[Dataset listings of figures]

══════════

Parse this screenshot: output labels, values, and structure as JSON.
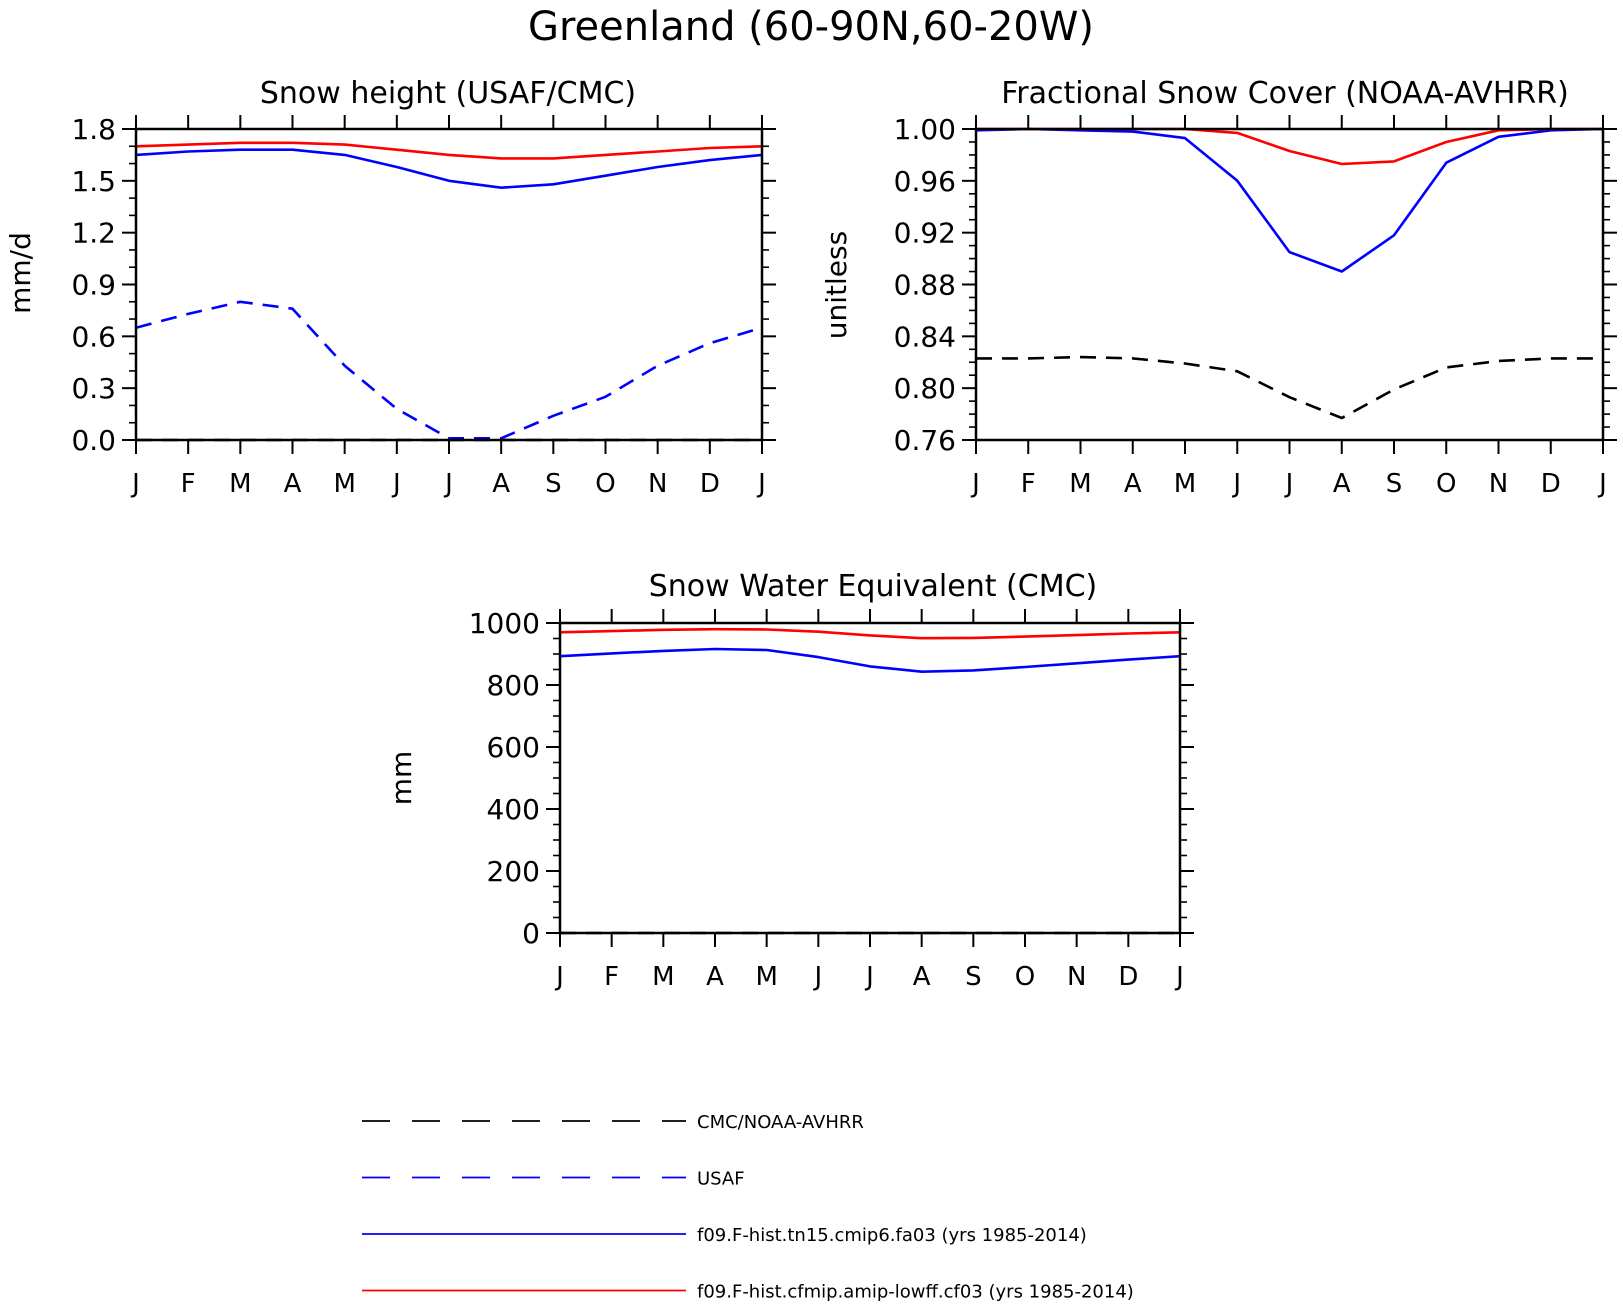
{
  "figure": {
    "title": "Greenland (60-90N,60-20W)"
  },
  "chart_data": [
    {
      "type": "line",
      "title": "Snow height (USAF/CMC)",
      "xlabel": "",
      "ylabel": "mm/d",
      "ylim": [
        0.0,
        1.8
      ],
      "yticks": [
        "0.0",
        "0.3",
        "0.6",
        "0.9",
        "1.2",
        "1.5",
        "1.8"
      ],
      "x": [
        "J",
        "F",
        "M",
        "A",
        "M",
        "J",
        "J",
        "A",
        "S",
        "O",
        "N",
        "D",
        "J"
      ],
      "series": [
        {
          "ref": "model_tn15",
          "values": [
            1.65,
            1.67,
            1.68,
            1.68,
            1.65,
            1.58,
            1.5,
            1.46,
            1.48,
            1.53,
            1.58,
            1.62,
            1.65
          ]
        },
        {
          "ref": "model_amip",
          "values": [
            1.7,
            1.71,
            1.72,
            1.72,
            1.71,
            1.68,
            1.65,
            1.63,
            1.63,
            1.65,
            1.67,
            1.69,
            1.7
          ]
        },
        {
          "ref": "usaf",
          "values": [
            0.65,
            0.73,
            0.8,
            0.76,
            0.43,
            0.18,
            0.01,
            0.01,
            0.14,
            0.25,
            0.43,
            0.56,
            0.65
          ]
        },
        {
          "ref": "obs_cmc",
          "values": [
            0.0,
            0.0,
            0.0,
            0.0,
            0.0,
            0.0,
            0.0,
            0.0,
            0.0,
            0.0,
            0.0,
            0.0,
            0.0
          ]
        }
      ]
    },
    {
      "type": "line",
      "title": "Fractional Snow Cover (NOAA-AVHRR)",
      "xlabel": "",
      "ylabel": "unitless",
      "ylim": [
        0.76,
        1.0
      ],
      "yticks": [
        "0.76",
        "0.80",
        "0.84",
        "0.88",
        "0.92",
        "0.96",
        "1.00"
      ],
      "x": [
        "J",
        "F",
        "M",
        "A",
        "M",
        "J",
        "J",
        "A",
        "S",
        "O",
        "N",
        "D",
        "J"
      ],
      "series": [
        {
          "ref": "model_tn15",
          "values": [
            0.999,
            1.0,
            0.999,
            0.998,
            0.993,
            0.96,
            0.905,
            0.89,
            0.918,
            0.974,
            0.994,
            0.999,
            1.0
          ]
        },
        {
          "ref": "model_amip",
          "values": [
            1.0,
            1.0,
            1.0,
            1.0,
            1.0,
            0.997,
            0.983,
            0.973,
            0.975,
            0.99,
            0.999,
            1.0,
            1.0
          ]
        },
        {
          "ref": "obs_cmc",
          "values": [
            0.823,
            0.823,
            0.824,
            0.823,
            0.819,
            0.813,
            0.793,
            0.777,
            0.799,
            0.816,
            0.821,
            0.823,
            0.823
          ]
        }
      ]
    },
    {
      "type": "line",
      "title": "Snow Water Equivalent (CMC)",
      "xlabel": "",
      "ylabel": "mm",
      "ylim": [
        0,
        1000
      ],
      "yticks": [
        "0",
        "200",
        "400",
        "600",
        "800",
        "1000"
      ],
      "x": [
        "J",
        "F",
        "M",
        "A",
        "M",
        "J",
        "J",
        "A",
        "S",
        "O",
        "N",
        "D",
        "J"
      ],
      "series": [
        {
          "ref": "model_tn15",
          "values": [
            893,
            902,
            910,
            916,
            913,
            890,
            860,
            843,
            847,
            858,
            870,
            882,
            893
          ]
        },
        {
          "ref": "model_amip",
          "values": [
            970,
            974,
            978,
            980,
            979,
            972,
            960,
            951,
            952,
            956,
            961,
            966,
            970
          ]
        },
        {
          "ref": "obs_cmc",
          "values": [
            0,
            0,
            0,
            0,
            0,
            0,
            0,
            0,
            0,
            0,
            0,
            0,
            0
          ]
        }
      ]
    }
  ],
  "legend": {
    "placement": "bottom",
    "items": [
      {
        "key": "obs_cmc",
        "label": "CMC/NOAA-AVHRR",
        "color": "#000000",
        "dash": true
      },
      {
        "key": "usaf",
        "label": "USAF",
        "color": "#0000ff",
        "dash": true
      },
      {
        "key": "model_tn15",
        "label": "f09.F-hist.tn15.cmip6.fa03 (yrs 1985-2014)",
        "color": "#0000ff",
        "dash": false
      },
      {
        "key": "model_amip",
        "label": "f09.F-hist.cfmip.amip-lowff.cf03 (yrs 1985-2014)",
        "color": "#ff0000",
        "dash": false
      }
    ]
  }
}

══════════

#### [AIM]
Isolate the lines above that contain the word "ylabel" and copy them.

#### [FULL RESPONSE]
      "ylabel": "mm/d",
      "ylabel": "unitless",
      "ylabel": "mm",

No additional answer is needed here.